=== Instruction ===
Reproduce all the lines below exactly and omit the images.

=== Listing ===
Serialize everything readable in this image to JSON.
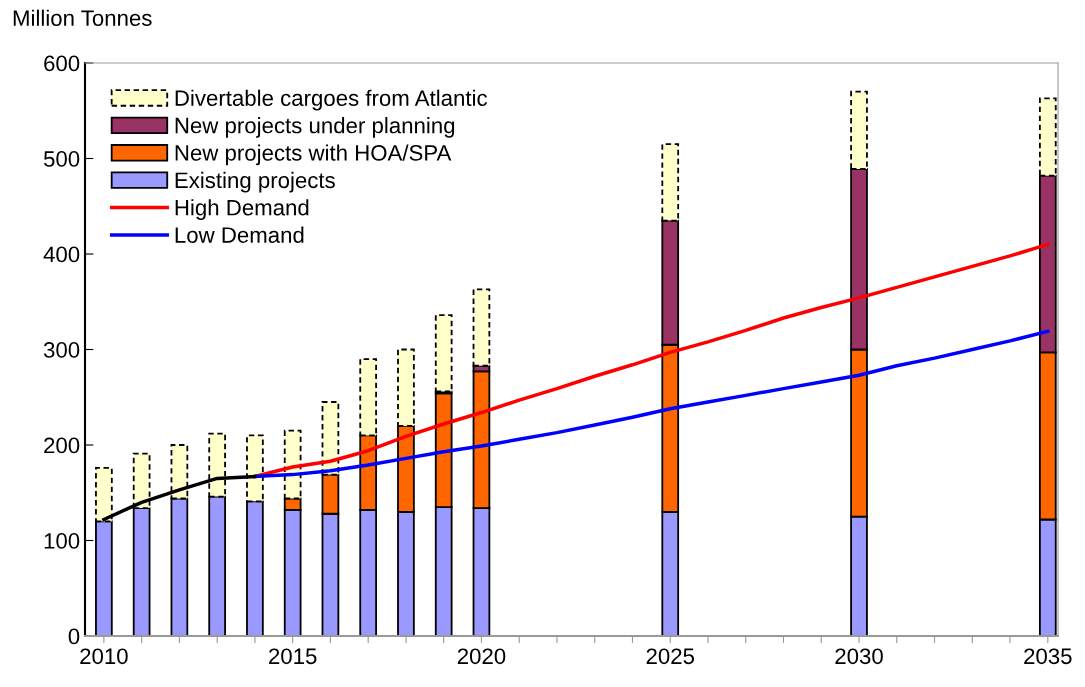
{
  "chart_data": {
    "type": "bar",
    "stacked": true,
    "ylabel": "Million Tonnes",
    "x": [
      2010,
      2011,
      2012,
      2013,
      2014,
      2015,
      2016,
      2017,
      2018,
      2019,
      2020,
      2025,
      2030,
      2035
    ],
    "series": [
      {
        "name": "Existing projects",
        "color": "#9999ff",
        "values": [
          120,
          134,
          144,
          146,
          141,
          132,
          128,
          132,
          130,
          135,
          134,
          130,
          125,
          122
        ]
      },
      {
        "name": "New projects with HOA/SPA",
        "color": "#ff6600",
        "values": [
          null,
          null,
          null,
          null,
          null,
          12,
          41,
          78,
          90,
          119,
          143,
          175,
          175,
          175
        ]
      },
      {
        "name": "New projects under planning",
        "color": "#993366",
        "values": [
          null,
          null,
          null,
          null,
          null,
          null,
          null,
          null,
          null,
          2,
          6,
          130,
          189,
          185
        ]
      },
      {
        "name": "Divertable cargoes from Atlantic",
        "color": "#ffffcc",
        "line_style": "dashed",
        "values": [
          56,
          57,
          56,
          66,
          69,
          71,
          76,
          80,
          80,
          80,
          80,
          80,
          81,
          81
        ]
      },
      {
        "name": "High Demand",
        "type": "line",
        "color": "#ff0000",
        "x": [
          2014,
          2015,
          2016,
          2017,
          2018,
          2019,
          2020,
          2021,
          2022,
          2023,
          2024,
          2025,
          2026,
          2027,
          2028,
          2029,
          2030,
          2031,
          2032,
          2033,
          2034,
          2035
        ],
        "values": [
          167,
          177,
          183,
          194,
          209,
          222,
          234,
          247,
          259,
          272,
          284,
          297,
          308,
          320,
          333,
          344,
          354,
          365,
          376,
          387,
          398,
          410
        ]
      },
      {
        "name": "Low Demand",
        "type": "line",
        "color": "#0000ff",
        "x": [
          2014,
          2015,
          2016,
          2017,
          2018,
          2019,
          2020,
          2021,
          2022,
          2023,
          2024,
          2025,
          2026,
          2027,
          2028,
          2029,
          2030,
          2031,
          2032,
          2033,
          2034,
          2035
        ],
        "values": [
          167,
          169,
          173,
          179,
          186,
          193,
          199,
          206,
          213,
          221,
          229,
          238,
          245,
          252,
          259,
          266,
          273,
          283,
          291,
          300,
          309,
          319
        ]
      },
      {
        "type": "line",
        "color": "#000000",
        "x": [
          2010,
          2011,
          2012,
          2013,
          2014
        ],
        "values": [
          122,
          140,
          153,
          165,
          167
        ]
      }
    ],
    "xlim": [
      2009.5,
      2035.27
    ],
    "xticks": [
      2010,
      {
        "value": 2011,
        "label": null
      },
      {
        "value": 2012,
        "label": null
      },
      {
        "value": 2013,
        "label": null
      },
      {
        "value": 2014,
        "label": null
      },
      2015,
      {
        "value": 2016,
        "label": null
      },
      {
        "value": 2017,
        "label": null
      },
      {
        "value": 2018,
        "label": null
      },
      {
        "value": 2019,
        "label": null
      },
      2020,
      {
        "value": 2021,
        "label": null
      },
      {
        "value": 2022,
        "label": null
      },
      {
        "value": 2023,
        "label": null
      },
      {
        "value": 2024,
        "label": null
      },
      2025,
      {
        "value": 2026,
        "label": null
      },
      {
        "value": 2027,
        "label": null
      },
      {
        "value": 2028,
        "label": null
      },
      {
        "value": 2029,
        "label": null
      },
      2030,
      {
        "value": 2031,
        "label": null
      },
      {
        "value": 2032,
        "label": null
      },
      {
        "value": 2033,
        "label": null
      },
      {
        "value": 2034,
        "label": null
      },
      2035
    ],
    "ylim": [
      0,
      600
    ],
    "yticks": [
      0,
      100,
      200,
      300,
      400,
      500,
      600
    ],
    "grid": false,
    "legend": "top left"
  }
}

=== Response for this exercise ===
Serialize everything readable in this image to JSON.
{
  "chart_data": {
    "type": "bar",
    "stacked": true,
    "ylabel": "Million Tonnes",
    "x": [
      2010,
      2011,
      2012,
      2013,
      2014,
      2015,
      2016,
      2017,
      2018,
      2019,
      2020,
      2025,
      2030,
      2035
    ],
    "series": [
      {
        "name": "Existing projects",
        "color": "#9999ff",
        "values": [
          120,
          134,
          144,
          146,
          141,
          132,
          128,
          132,
          130,
          135,
          134,
          130,
          125,
          122
        ]
      },
      {
        "name": "New projects with HOA/SPA",
        "color": "#ff6600",
        "values": [
          null,
          null,
          null,
          null,
          null,
          12,
          41,
          78,
          90,
          119,
          143,
          175,
          175,
          175
        ]
      },
      {
        "name": "New projects under planning",
        "color": "#993366",
        "values": [
          null,
          null,
          null,
          null,
          null,
          null,
          null,
          null,
          null,
          2,
          6,
          130,
          189,
          185
        ]
      },
      {
        "name": "Divertable cargoes from Atlantic",
        "color": "#ffffcc",
        "line_style": "dashed",
        "values": [
          56,
          57,
          56,
          66,
          69,
          71,
          76,
          80,
          80,
          80,
          80,
          80,
          81,
          81
        ]
      },
      {
        "name": "High Demand",
        "type": "line",
        "color": "#ff0000",
        "x": [
          2014,
          2015,
          2016,
          2017,
          2018,
          2019,
          2020,
          2021,
          2022,
          2023,
          2024,
          2025,
          2026,
          2027,
          2028,
          2029,
          2030,
          2031,
          2032,
          2033,
          2034,
          2035
        ],
        "values": [
          167,
          177,
          183,
          194,
          209,
          222,
          234,
          247,
          259,
          272,
          284,
          297,
          308,
          320,
          333,
          344,
          354,
          365,
          376,
          387,
          398,
          410
        ]
      },
      {
        "name": "Low Demand",
        "type": "line",
        "color": "#0000ff",
        "x": [
          2014,
          2015,
          2016,
          2017,
          2018,
          2019,
          2020,
          2021,
          2022,
          2023,
          2024,
          2025,
          2026,
          2027,
          2028,
          2029,
          2030,
          2031,
          2032,
          2033,
          2034,
          2035
        ],
        "values": [
          167,
          169,
          173,
          179,
          186,
          193,
          199,
          206,
          213,
          221,
          229,
          238,
          245,
          252,
          259,
          266,
          273,
          283,
          291,
          300,
          309,
          319
        ]
      },
      {
        "type": "line",
        "color": "#000000",
        "x": [
          2010,
          2011,
          2012,
          2013,
          2014
        ],
        "values": [
          122,
          140,
          153,
          165,
          167
        ]
      }
    ],
    "xlim": [
      2009.5,
      2035.27
    ],
    "xticks": [
      2010,
      {
        "value": 2011,
        "label": null
      },
      {
        "value": 2012,
        "label": null
      },
      {
        "value": 2013,
        "label": null
      },
      {
        "value": 2014,
        "label": null
      },
      2015,
      {
        "value": 2016,
        "label": null
      },
      {
        "value": 2017,
        "label": null
      },
      {
        "value": 2018,
        "label": null
      },
      {
        "value": 2019,
        "label": null
      },
      2020,
      {
        "value": 2021,
        "label": null
      },
      {
        "value": 2022,
        "label": null
      },
      {
        "value": 2023,
        "label": null
      },
      {
        "value": 2024,
        "label": null
      },
      2025,
      {
        "value": 2026,
        "label": null
      },
      {
        "value": 2027,
        "label": null
      },
      {
        "value": 2028,
        "label": null
      },
      {
        "value": 2029,
        "label": null
      },
      2030,
      {
        "value": 2031,
        "label": null
      },
      {
        "value": 2032,
        "label": null
      },
      {
        "value": 2033,
        "label": null
      },
      {
        "value": 2034,
        "label": null
      },
      2035
    ],
    "ylim": [
      0,
      600
    ],
    "yticks": [
      0,
      100,
      200,
      300,
      400,
      500,
      600
    ],
    "grid": false,
    "legend": "top left"
  }
}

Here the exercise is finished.